Extracted data entries:
⟨

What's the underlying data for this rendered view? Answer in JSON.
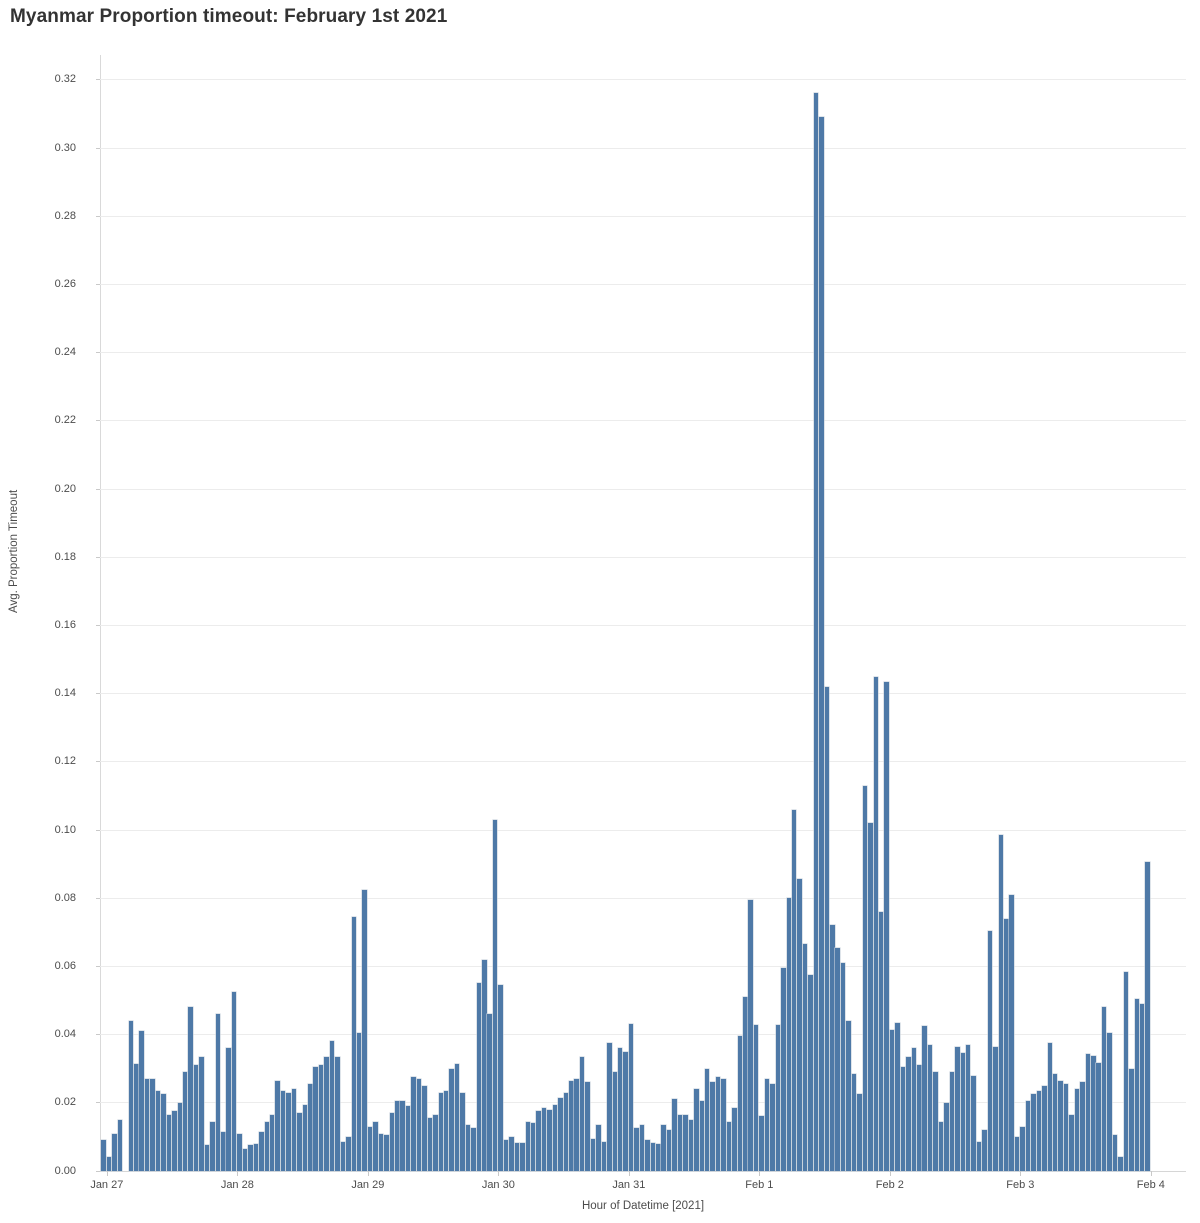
{
  "title": "Myanmar Proportion timeout: February 1st 2021",
  "chart_data": {
    "type": "bar",
    "title": "Myanmar Proportion timeout: February 1st 2021",
    "xlabel": "Hour of Datetime [2021]",
    "ylabel": "Avg. Proportion Timeout",
    "bar_color": "#4e79a7",
    "grid": true,
    "legend": false,
    "ylim": [
      0,
      0.33
    ],
    "y_ticks": [
      "0.00",
      "0.02",
      "0.04",
      "0.06",
      "0.08",
      "0.10",
      "0.12",
      "0.14",
      "0.16",
      "0.18",
      "0.20",
      "0.22",
      "0.24",
      "0.26",
      "0.28",
      "0.30",
      "0.32"
    ],
    "x_tick_labels": [
      "Jan 27",
      "Jan 28",
      "Jan 29",
      "Jan 30",
      "Jan 31",
      "Feb 1",
      "Feb 2",
      "Feb 3",
      "Feb 4"
    ],
    "x_unit": "hour",
    "hours_per_day": 24,
    "values": [
      0.009,
      0.004,
      0.011,
      0.015,
      0,
      0.044,
      0.0315,
      0.041,
      0.027,
      0.027,
      0.0235,
      0.0225,
      0.0165,
      0.0175,
      0.02,
      0.029,
      0.048,
      0.031,
      0.0335,
      0.0075,
      0.0145,
      0.046,
      0.0115,
      0.036,
      0.0525,
      0.011,
      0.0065,
      0.0075,
      0.008,
      0.0115,
      0.0145,
      0.0165,
      0.0265,
      0.0235,
      0.023,
      0.024,
      0.017,
      0.0195,
      0.0255,
      0.0305,
      0.031,
      0.0335,
      0.038,
      0.0335,
      0.0085,
      0.01,
      0.0745,
      0.0405,
      0.0825,
      0.013,
      0.0145,
      0.011,
      0.0105,
      0.017,
      0.0205,
      0.0205,
      0.019,
      0.0275,
      0.027,
      0.025,
      0.0155,
      0.0165,
      0.023,
      0.0235,
      0.03,
      0.0315,
      0.023,
      0.0135,
      0.0125,
      0.055,
      0.062,
      0.046,
      0.103,
      0.0545,
      0.009,
      0.01,
      0.0082,
      0.0082,
      0.0145,
      0.014,
      0.0175,
      0.0185,
      0.018,
      0.0195,
      0.0215,
      0.023,
      0.0265,
      0.027,
      0.0335,
      0.026,
      0.0095,
      0.0135,
      0.0085,
      0.0375,
      0.029,
      0.036,
      0.035,
      0.0432,
      0.0125,
      0.0135,
      0.009,
      0.0082,
      0.0078,
      0.0135,
      0.012,
      0.021,
      0.0165,
      0.0165,
      0.015,
      0.024,
      0.0205,
      0.03,
      0.026,
      0.0275,
      0.027,
      0.0145,
      0.0185,
      0.0395,
      0.051,
      0.0795,
      0.0428,
      0.016,
      0.027,
      0.0255,
      0.0428,
      0.0595,
      0.08,
      0.106,
      0.0855,
      0.0665,
      0.0575,
      0.316,
      0.309,
      0.142,
      0.072,
      0.0655,
      0.061,
      0.044,
      0.0285,
      0.0225,
      0.113,
      0.102,
      0.145,
      0.076,
      0.1435,
      0.0415,
      0.0435,
      0.0305,
      0.0335,
      0.036,
      0.031,
      0.0425,
      0.037,
      0.029,
      0.0145,
      0.02,
      0.029,
      0.0365,
      0.0345,
      0.037,
      0.028,
      0.0085,
      0.012,
      0.0705,
      0.0365,
      0.0985,
      0.074,
      0.081,
      0.01,
      0.013,
      0.0205,
      0.0225,
      0.0235,
      0.025,
      0.0375,
      0.0285,
      0.0265,
      0.0255,
      0.0165,
      0.024,
      0.026,
      0.0343,
      0.0338,
      0.0318,
      0.0482,
      0.0405,
      0.0105,
      0.004,
      0.0585,
      0.03,
      0.0505,
      0.049,
      0.0905
    ]
  }
}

⟩

• WHAT YOU WILL DO:
From the data above, gather every line that includes the word "Myanmar".

• TASK ANSWER:
  "title": "Myanmar Proportion timeout: February 1st 2021",
    "title": "Myanmar Proportion timeout: February 1st 2021",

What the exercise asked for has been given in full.